── Supplied records

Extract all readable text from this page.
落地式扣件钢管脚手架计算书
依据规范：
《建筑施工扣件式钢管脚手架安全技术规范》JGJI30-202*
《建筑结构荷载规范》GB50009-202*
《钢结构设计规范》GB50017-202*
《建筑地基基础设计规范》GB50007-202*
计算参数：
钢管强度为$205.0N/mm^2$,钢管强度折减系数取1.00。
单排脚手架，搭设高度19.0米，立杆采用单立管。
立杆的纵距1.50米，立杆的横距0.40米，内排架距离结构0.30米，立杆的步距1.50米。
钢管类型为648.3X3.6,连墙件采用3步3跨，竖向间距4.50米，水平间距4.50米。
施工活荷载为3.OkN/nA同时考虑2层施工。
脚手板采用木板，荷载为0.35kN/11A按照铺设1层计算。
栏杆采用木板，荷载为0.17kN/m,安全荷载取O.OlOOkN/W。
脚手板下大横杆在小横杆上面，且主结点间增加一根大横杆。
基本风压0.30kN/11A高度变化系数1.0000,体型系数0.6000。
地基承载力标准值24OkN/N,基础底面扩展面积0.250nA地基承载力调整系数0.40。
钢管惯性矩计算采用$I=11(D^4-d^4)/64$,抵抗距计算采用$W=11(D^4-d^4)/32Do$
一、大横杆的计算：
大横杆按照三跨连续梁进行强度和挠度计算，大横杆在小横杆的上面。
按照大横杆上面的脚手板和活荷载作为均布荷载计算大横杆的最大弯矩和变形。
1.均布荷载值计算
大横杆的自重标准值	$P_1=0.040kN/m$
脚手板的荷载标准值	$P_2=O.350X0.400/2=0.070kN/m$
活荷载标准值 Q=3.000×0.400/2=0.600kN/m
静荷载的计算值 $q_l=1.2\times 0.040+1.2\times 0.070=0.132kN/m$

────

Your task =
Take the data above and return it exactly.

Finished exercise =
Extract all readable text from this page.
落地式扣件钢管脚手架计算书
依据规范：
《建筑施工扣件式钢管脚手架安全技术规范》JGJI30-202*
《建筑结构荷载规范》GB50009-202*
《钢结构设计规范》GB50017-202*
《建筑地基基础设计规范》GB50007-202*
计算参数：
钢管强度为$205.0N/mm^2$,钢管强度折减系数取1.00。
单排脚手架，搭设高度19.0米，立杆采用单立管。
立杆的纵距1.50米，立杆的横距0.40米，内排架距离结构0.30米，立杆的步距1.50米。
钢管类型为648.3X3.6,连墙件采用3步3跨，竖向间距4.50米，水平间距4.50米。
施工活荷载为3.OkN/nA同时考虑2层施工。
脚手板采用木板，荷载为0.35kN/11A按照铺设1层计算。
栏杆采用木板，荷载为0.17kN/m,安全荷载取O.OlOOkN/W。
脚手板下大横杆在小横杆上面，且主结点间增加一根大横杆。
基本风压0.30kN/11A高度变化系数1.0000,体型系数0.6000。
地基承载力标准值24OkN/N,基础底面扩展面积0.250nA地基承载力调整系数0.40。
钢管惯性矩计算采用$I=11(D^4-d^4)/64$,抵抗距计算采用$W=11(D^4-d^4)/32Do$
一、大横杆的计算：
大横杆按照三跨连续梁进行强度和挠度计算，大横杆在小横杆的上面。
按照大横杆上面的脚手板和活荷载作为均布荷载计算大横杆的最大弯矩和变形。
1.均布荷载值计算
大横杆的自重标准值	$P_1=0.040kN/m$
脚手板的荷载标准值	$P_2=O.350X0.400/2=0.070kN/m$
活荷载标准值 Q=3.000×0.400/2=0.600kN/m
静荷载的计算值 $q_l=1.2\times 0.040+1.2\times 0.070=0.132kN/m$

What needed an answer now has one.